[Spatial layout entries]
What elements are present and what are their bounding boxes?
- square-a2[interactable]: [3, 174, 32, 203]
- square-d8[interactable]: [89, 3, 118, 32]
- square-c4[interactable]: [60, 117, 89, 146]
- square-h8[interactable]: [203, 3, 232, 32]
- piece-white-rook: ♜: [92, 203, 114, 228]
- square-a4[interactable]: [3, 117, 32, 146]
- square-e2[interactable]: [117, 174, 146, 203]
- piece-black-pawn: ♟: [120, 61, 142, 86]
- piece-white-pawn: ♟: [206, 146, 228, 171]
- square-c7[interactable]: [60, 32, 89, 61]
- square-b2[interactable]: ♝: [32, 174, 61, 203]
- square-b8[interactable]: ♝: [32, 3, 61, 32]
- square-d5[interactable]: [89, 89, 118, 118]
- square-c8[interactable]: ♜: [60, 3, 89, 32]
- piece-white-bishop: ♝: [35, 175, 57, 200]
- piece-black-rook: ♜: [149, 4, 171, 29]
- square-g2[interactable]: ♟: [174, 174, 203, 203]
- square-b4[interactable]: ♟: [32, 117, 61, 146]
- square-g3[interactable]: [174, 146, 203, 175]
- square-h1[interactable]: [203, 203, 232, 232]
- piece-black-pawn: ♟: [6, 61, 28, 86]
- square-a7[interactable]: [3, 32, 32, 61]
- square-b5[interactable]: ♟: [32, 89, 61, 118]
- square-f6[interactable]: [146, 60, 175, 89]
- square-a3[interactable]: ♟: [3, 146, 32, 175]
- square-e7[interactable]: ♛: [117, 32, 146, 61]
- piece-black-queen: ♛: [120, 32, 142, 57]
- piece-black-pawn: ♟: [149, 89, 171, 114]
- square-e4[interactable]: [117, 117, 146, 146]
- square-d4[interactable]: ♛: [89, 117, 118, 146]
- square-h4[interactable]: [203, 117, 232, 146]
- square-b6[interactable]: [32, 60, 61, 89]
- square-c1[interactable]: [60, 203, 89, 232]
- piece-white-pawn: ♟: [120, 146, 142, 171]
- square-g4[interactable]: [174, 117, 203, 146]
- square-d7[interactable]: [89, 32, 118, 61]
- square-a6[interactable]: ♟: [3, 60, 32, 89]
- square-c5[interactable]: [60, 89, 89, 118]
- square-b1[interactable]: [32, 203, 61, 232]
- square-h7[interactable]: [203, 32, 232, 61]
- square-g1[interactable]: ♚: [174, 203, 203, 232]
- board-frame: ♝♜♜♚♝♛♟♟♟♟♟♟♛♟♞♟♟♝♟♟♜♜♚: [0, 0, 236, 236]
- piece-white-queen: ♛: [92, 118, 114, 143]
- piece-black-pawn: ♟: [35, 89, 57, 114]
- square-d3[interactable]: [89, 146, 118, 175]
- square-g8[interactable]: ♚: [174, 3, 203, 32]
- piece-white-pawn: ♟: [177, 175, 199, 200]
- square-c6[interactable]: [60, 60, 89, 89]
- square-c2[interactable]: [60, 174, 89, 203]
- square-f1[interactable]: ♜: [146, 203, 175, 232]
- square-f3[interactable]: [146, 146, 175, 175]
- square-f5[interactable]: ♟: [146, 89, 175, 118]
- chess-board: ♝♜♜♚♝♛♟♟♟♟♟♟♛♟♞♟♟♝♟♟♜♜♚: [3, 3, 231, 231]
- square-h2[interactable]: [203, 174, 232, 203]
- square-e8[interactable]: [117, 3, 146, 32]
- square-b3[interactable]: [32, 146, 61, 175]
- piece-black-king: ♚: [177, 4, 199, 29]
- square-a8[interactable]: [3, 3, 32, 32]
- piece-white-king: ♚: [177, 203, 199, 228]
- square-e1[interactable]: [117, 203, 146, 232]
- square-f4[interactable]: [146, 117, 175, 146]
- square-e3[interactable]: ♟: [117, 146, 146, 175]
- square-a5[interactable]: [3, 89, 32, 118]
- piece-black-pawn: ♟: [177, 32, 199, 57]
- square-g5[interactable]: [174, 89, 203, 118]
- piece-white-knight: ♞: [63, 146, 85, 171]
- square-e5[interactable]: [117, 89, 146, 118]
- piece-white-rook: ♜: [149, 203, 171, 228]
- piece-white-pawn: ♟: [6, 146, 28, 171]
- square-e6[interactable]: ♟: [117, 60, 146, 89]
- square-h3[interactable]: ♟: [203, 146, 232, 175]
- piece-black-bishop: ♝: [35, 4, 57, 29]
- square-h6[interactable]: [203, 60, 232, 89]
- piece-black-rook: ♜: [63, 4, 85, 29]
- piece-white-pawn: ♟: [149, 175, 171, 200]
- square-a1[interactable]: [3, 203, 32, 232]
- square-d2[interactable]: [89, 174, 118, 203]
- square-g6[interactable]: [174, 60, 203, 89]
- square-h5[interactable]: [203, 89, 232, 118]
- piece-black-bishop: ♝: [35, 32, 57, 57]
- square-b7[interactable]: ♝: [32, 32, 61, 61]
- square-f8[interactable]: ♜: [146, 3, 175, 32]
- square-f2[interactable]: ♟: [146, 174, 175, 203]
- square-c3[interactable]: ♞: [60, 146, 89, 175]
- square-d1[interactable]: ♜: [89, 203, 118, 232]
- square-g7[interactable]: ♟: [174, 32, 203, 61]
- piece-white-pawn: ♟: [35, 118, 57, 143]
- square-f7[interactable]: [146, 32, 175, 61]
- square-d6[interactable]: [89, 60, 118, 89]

§ PROBLEM TO SOLVE
Reproduce the data above verbatim, starting at its first line and ending with the line that contains "- square-c7[interactable]: [60, 32, 89, 61]", both included.

§ RESPONSE TO THE EXERCISE
What elements are present and what are their bounding boxes?
- square-a2[interactable]: [3, 174, 32, 203]
- square-d8[interactable]: [89, 3, 118, 32]
- square-c4[interactable]: [60, 117, 89, 146]
- square-h8[interactable]: [203, 3, 232, 32]
- piece-white-rook: ♜: [92, 203, 114, 228]
- square-a4[interactable]: [3, 117, 32, 146]
- square-e2[interactable]: [117, 174, 146, 203]
- piece-black-pawn: ♟: [120, 61, 142, 86]
- piece-white-pawn: ♟: [206, 146, 228, 171]
- square-c7[interactable]: [60, 32, 89, 61]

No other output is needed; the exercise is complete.